- Fragmento del texto

Psoriasis en la cara
La afectación facial es poco frecuente, pero cuando ocurre interfiere mucho en la vida personal y profesional. La piel de la cara es más delicada y difícil de tratar que otras zonas del cuerpo, así que hay que tener cuidado con la mayoría de los tratamientos tópicos, ya que éstos pueden producir irritación u otros efectos secundarios. Cuando la psoriasis afecta la cara, puede confundirse también con la dermatitis seborreica.
Psoriasis en los pliegues
Este tipo de psoriasis se llama también «psoriasis invertida». Las placas suelen ser más rojas y menos descamativas. Puede afectar cualquier pliegue cutáneo (axilas, ingles, debajo de los pechos, entre las nalgas, etc.). Es una forma muy incómoda y puede ser dolorosa e invalidante si se producen fisuras en el fondo de los pliegues. Es de difícil tratamiento con los medicamentos tópicos por la irritación que pueden producir y porque los corticosteroides tópicos deben usarse con limitaciones en esta localización.
Psoriasis en gotas
Este tipo de psoriasis recibe esta denominación porque las lesiones son pequeñas, menores de 2 cm, numerosas y distribuidas de forma irregular por todo el cuerpo, como una salpicadura.
Es más frecuente en niños y jóvenes. Suele aparecer tras una infección por estreptococos (bacterias), generalmente una faringe-amigdalitis. Responde muy bien al tratamiento tópico y a la fototerapia, incluso puede desaparecer espontáneamente. En algunos casos se transforma en psoriasis en placas. Los brotes pueden repetirse cada vez que se padece anginas.
Psoriasis eritrodérmica
Recibe esta denominación cuando las lesiones afectan casi toda la superficie cutánea. La piel se encuentra muy roja, caliente y se descama de forma abundante. Es una forma grave de psoriasis que suele requerir ingreso hospitalario, pero afortunadamente es muy poco frecuente.

- Tareas
1/ Según el fragmento sobre la psoriasis, ¿tras qué infección suele aparecer la psoriasis en gotas?
2/ Transcribe el fragmento sobre la psoriasis comenzando en "Psoriasis en la" y terminando en "la dermatitis seborreica.".
El material no hace falta para resolver nada.

- Material proporcionado

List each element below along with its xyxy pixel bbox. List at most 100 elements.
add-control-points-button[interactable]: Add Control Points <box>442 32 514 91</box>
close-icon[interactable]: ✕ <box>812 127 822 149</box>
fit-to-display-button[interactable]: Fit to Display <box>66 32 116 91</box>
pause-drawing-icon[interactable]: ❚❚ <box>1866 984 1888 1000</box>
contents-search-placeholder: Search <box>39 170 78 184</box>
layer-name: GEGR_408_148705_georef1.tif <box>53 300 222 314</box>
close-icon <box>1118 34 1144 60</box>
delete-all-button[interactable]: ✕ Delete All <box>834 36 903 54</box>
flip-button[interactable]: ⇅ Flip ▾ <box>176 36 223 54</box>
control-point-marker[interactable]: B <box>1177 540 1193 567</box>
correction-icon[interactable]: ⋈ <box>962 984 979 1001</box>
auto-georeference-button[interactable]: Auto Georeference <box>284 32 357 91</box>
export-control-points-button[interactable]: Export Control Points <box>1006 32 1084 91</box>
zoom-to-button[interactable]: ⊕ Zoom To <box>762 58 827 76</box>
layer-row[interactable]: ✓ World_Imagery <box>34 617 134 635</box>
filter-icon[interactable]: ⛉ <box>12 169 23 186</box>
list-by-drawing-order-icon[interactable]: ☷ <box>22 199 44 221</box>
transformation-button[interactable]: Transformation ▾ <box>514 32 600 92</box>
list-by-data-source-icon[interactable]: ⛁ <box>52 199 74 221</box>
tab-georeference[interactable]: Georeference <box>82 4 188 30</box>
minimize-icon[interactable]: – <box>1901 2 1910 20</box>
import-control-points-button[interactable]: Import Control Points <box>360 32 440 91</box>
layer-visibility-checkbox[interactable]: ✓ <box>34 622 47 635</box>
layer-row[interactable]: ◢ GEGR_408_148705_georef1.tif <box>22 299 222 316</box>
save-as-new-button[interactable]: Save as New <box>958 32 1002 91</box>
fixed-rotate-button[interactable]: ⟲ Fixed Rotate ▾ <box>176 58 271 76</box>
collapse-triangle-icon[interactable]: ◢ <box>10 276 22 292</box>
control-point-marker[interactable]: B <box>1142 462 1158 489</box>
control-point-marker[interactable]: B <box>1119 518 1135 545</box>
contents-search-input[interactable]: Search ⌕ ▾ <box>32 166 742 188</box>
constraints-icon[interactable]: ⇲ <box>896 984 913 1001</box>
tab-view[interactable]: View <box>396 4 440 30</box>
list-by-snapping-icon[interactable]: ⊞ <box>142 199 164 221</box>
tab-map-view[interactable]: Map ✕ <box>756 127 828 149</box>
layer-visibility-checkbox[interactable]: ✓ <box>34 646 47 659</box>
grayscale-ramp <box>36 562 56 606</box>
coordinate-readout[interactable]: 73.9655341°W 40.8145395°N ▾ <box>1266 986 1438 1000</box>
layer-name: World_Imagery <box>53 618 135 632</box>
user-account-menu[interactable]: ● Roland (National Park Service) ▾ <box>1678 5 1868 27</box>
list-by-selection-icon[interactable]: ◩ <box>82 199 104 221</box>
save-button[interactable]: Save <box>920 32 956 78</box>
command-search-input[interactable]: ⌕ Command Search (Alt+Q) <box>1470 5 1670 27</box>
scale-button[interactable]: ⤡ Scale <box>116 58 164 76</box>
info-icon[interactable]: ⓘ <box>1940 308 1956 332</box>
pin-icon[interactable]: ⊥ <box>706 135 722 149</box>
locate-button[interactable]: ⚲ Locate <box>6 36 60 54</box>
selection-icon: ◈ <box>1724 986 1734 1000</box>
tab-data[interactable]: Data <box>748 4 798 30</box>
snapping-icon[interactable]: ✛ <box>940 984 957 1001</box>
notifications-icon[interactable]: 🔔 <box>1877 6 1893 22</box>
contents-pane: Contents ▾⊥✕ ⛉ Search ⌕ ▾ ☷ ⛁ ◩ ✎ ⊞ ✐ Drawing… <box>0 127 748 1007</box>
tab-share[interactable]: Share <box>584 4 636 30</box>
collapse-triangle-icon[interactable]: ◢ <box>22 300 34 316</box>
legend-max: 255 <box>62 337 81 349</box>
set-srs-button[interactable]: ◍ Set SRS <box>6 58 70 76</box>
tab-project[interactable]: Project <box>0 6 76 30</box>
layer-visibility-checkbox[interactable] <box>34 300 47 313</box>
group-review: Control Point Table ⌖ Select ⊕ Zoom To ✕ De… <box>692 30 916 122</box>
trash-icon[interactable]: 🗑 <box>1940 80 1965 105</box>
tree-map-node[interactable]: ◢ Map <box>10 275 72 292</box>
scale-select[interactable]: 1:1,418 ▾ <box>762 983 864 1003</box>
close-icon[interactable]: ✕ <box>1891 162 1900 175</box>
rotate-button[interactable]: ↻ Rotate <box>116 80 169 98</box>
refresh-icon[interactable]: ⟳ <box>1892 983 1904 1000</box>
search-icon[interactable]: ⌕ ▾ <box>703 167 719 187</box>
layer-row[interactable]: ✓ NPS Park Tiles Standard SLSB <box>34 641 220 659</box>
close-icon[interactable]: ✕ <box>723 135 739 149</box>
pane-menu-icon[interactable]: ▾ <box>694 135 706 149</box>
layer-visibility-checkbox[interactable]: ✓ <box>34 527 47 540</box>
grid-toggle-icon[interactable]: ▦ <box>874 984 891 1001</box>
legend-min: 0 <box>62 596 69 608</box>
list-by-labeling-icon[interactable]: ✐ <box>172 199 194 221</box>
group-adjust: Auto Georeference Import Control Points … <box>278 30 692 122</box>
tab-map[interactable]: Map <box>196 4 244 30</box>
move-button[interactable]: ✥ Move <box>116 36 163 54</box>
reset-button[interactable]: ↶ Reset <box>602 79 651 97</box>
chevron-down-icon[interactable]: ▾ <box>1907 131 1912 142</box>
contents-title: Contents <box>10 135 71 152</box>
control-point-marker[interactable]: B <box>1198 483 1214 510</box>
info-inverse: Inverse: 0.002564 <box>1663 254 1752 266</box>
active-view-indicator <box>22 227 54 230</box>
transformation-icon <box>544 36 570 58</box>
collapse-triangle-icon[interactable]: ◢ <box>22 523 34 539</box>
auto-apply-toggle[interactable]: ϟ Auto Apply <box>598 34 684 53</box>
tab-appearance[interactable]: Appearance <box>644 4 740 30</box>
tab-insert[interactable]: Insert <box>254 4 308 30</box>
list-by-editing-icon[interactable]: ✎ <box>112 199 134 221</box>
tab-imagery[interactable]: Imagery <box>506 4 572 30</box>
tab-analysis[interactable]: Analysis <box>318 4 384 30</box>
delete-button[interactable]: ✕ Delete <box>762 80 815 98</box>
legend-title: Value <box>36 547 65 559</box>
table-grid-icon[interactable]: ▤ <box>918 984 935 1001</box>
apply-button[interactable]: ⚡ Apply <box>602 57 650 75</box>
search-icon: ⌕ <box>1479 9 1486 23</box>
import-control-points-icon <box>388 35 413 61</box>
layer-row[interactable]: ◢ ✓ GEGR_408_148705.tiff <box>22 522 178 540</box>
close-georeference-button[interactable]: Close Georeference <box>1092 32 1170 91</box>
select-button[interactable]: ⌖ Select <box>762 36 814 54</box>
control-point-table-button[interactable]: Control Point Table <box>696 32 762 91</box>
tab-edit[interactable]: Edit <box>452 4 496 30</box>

- Soluciones
1/ Tras una infección por estreptococos, generalmente una faringe-amigdalitis.

2/
Psoriasis en la cara
La afectación facial es poco frecuente, pero cuando ocurre interfiere mucho en la vida personal y profesional. La piel de la cara es más delicada y difícil de tratar que otras zonas del cuerpo, así que hay que tener cuidado con la mayoría de los tratamientos tópicos, ya que éstos pueden producir irritación u otros efectos secundarios. Cuando la psoriasis afecta la cara, puede confundirse también con la dermatitis seborreica.